FRAGMENTO DEL TEXTO:
>>>

Infinitamente más profundo es el planteamiento de Ian McEwan en Sábado. No sólo nos hallamos ante un narrador con un talento mucho mayor al de Beigbeder, sino ante un punto de partida más complejo y expresivo. McEwan no quiere hablar del 11 de septiembre, sino del mundo después del 11 de septiembre o, más bien, sobre la sensación de amenaza y desamparo -y también sobre las amenazas reales- que son parte de la vida de todos nosotros desde entonces. Henry Perowne es un neurocirujano inglés de mediana edad y clase acomodada, dueño de una familia casi perfecta, que sin embargo parece vivir en un permanente estado de zozobra. Mientras en Londres se llevan a cabo gigantescas manifestaciones para protestar contra la invasión de Irak, Perowne se obstina en guiar su cotidianidad sin exabruptos, pero aun así la violencia del exterior se atraviesa de manera inevitable en su camino. Describiendo detalladamente un solo día, ese sábado crucial para su protagonista, McEwan muestra que nadie está a salvo del horror y al mismo tiempo que nadie es inocente del todo. ¿Puede un ciudadano común combatir la injusticia? ¿Es posible razonar con la sinrazón? ¿Es posible mantenerse al margen de la Historia? Sin dar respuestas contundentes, sin caer en una emotividad ramplona y sin por ello rehuir los grandes problemas de nuestra época, la lectura de Sábado nos sumerge en una confusa tristeza. Ya nunca volveremos a sentirnos seguros, insinúa McEwan. Al final, Perowne y su familia logran escapar azarosamente del horror -gracias en buena medida a la poesía-, pero ello no los deja indemnes. McEwan triunfa donde Beigbeder falla porque su perspectiva se centra en la confusa victoria de los sobrevivientes y no en la esperada y patética muerte de las víctimas.

<<<

MATERIAL PROPORCIONADO:
>>>

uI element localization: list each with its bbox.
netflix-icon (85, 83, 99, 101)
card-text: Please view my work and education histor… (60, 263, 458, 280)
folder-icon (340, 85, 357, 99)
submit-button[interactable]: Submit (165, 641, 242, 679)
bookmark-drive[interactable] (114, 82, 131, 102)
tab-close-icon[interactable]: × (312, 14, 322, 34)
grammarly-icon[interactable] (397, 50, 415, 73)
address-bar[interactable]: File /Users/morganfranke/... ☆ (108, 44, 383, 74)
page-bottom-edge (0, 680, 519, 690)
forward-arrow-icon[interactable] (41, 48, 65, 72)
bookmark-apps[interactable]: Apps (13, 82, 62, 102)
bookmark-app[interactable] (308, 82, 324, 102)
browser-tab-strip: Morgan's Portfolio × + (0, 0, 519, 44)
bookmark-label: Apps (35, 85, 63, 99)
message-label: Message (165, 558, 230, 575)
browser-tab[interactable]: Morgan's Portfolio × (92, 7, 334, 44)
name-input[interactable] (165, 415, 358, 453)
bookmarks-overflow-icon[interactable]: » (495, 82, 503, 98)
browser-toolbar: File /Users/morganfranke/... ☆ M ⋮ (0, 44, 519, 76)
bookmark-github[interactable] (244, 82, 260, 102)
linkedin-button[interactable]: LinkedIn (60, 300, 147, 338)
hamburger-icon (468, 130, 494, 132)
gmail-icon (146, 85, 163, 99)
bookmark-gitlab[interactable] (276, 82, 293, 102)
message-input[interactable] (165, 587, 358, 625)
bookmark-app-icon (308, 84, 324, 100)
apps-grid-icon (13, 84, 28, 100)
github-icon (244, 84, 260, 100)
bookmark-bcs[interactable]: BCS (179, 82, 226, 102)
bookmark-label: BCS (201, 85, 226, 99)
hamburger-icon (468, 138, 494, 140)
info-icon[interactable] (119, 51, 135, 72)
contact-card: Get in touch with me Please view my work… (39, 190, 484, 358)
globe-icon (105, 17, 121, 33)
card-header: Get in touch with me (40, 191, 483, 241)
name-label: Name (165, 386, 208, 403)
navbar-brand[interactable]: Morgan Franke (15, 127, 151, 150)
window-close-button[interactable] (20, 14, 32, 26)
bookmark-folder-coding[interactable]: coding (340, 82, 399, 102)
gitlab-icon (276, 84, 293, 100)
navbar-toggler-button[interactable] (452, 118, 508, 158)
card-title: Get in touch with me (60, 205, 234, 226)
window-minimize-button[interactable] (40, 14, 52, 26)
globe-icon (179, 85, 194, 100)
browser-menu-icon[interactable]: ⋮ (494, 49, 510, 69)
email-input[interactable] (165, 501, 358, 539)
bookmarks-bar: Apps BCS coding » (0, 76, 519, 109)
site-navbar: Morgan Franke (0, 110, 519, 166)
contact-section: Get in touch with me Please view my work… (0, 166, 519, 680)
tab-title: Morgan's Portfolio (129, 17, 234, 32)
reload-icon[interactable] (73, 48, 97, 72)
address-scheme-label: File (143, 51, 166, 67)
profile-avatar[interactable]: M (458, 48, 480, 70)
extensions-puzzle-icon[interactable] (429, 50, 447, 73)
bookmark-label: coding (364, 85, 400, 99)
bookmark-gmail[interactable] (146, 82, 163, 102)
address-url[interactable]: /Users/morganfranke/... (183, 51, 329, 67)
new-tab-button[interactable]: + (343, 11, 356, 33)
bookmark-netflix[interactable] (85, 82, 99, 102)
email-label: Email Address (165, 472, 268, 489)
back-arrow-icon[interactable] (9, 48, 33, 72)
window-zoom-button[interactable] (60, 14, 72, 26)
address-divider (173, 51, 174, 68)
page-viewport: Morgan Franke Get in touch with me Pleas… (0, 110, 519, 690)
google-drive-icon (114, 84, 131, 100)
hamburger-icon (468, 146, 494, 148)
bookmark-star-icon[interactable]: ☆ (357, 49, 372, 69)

<<<

TAREAS DEL EJERCICIO:
1) Según el fragmento sobre la novela Sábado, ¿a qué se dedica Henry Perowne?
2) Sigue escribiendo el fragmento sobre la novela Sábado a partir de su última oración.

RESULTADOS FINALES:
1) Es neurocirujano.

2)
Tal como señaló la reseña en primera plana de The New York Review of Books, uno recordará siempre Extremadamente ruidoso e increíblemente cercano por ser el libro que al final contiene una serie de fotografías que, al ser barajadas con rapidez, permiten ver cómo un cuerpo cae o asciende luego de lanzarse al vacío desde una de las Torres Gemelas. Pero éste no es sino uno de los infinitos recursos o piruetas formales del libro; joven y ambicioso, Safran Foer se hapropuesto el reto más difícil -jugar con el 11 de septiembre sin arrebatarle el duelo-, y ha fallado por completo. El mayor problema radica en su narrador: un verborreico niño de nueve años de nombre Oskar, guiño a los lectores de El tambor de hojalata, que perdió a su padre en las Torres Gemelas. Todas las ideas del autor son brillantes: lanzarlo en una búsqueda enloquecida que le dé sentido a la muerte de su padre, hacerle ver que no hay sentido o que el sentido está en la propia búsqueda, dotarlo de una voz simpática y chispeante, convertir la tragedia en un rompecabezas... Por desgracia, el exceso de ingenio -los juegos tipográficos, los chistes, los guiños literarios, las parodias posmodernas- sólo nos distrae y al cabo nos agota. Pero lo peor es el final: tras un largo trayecto lleno de experiencias, Oskar llega a la pasmosa conclusión de que lo mejor habría sido que las Torres Gemelas no se derrumbasen. Valiente consuelo. En vez de aprender de su arduo itinerario, Oskar vuelve a ser un niño -o quizás lo sea por vez primera, pues antes se parece demasiado al enano de Grass- cuyo único consuelo es imaginar que nada ha ocurrido. Una vez más, la conclusión suena fantástica pero destruye toda la novela. Tras leer Extremadamente ruidoso e increíblemente cercano, no queda lugar para la reflexión, la incertidumbre o el simple desconcierto, sino sólo para la más inane autocompasión.
Jorge Volpi es escritor mexicano.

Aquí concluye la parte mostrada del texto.